■ Exercise ■
Omit images. Retype all entries verbatim.

■ Rows ■
## Start
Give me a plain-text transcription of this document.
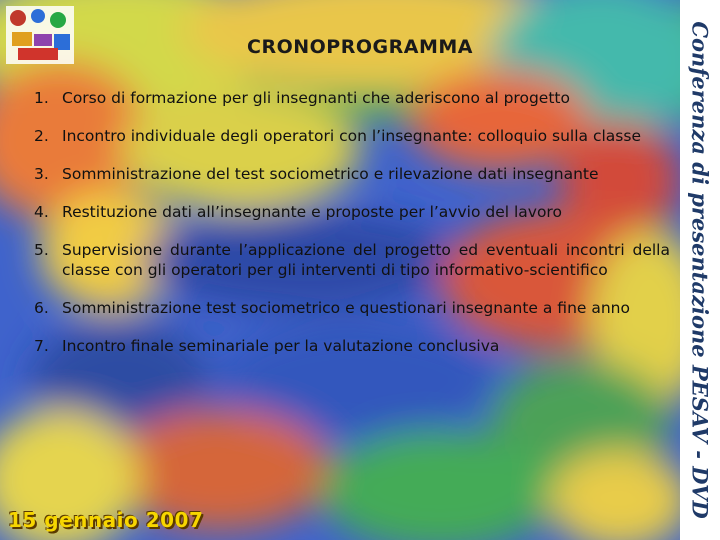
CRONOPROGRAMMA
1. Corso di formazione per gli insegnanti che aderiscono al progetto
2. Incontro individuale degli operatori con l’insegnante: colloquio sulla classe
3. Somministrazione del test sociometrico e rilevazione dati insegnante
4. Restituzione dati all’insegnante e proposte per l’avvio del lavoro
5. Supervisione durante l’applicazione del progetto ed eventuali incontri della classe con gli operatori per gli interventi di tipo informativo-scientifico
6. Somministrazione test sociometrico e questionari insegnante a fine anno
7. Incontro finale seminariale per la valutazione conclusiva	Conferenza di presentazione PESAV - DVD
15 gennaio 2007
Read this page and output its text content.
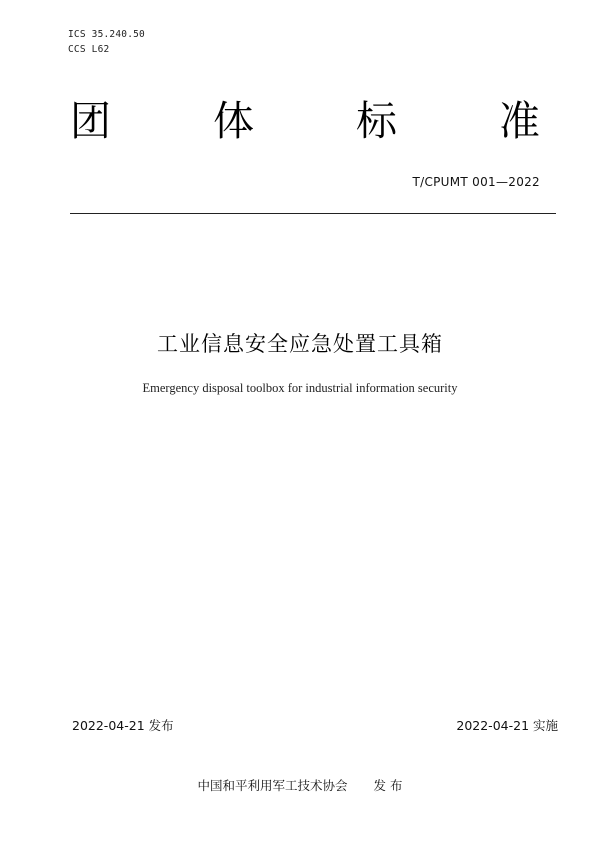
ICS 35.240.50
CCS L62
团 体 标 准
T/CPUMT 001—2022
工业信息安全应急处置工具箱
Emergency disposal toolbox for industrial information security
2022-04-21 发布	2022-04-21 实施
中国和平利用军工技术协会 发 布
## End
■ Solution for this exercise ■
Give me a plain-text transcription of this document.
CRONOPROGRAMMA
1. Corso di formazione per gli insegnanti che aderiscono al progetto
2. Incontro individuale degli operatori con l’insegnante: colloquio sulla classe
3. Somministrazione del test sociometrico e rilevazione dati insegnante
4. Restituzione dati all’insegnante e proposte per l’avvio del lavoro
5. Supervisione durante l’applicazione del progetto ed eventuali incontri della classe con gli operatori per gli interventi di tipo informativo-scientifico
6. Somministrazione test sociometrico e questionari insegnante a fine anno
7. Incontro finale seminariale per la valutazione conclusiva	Conferenza di presentazione PESAV - DVD
15 gennaio 2007
Read this page and output its text content.
ICS 35.240.50
CCS L62
团 体 标 准
T/CPUMT 001—2022
工业信息安全应急处置工具箱
Emergency disposal toolbox for industrial information security
2022-04-21 发布	2022-04-21 实施
中国和平利用军工技术协会 发 布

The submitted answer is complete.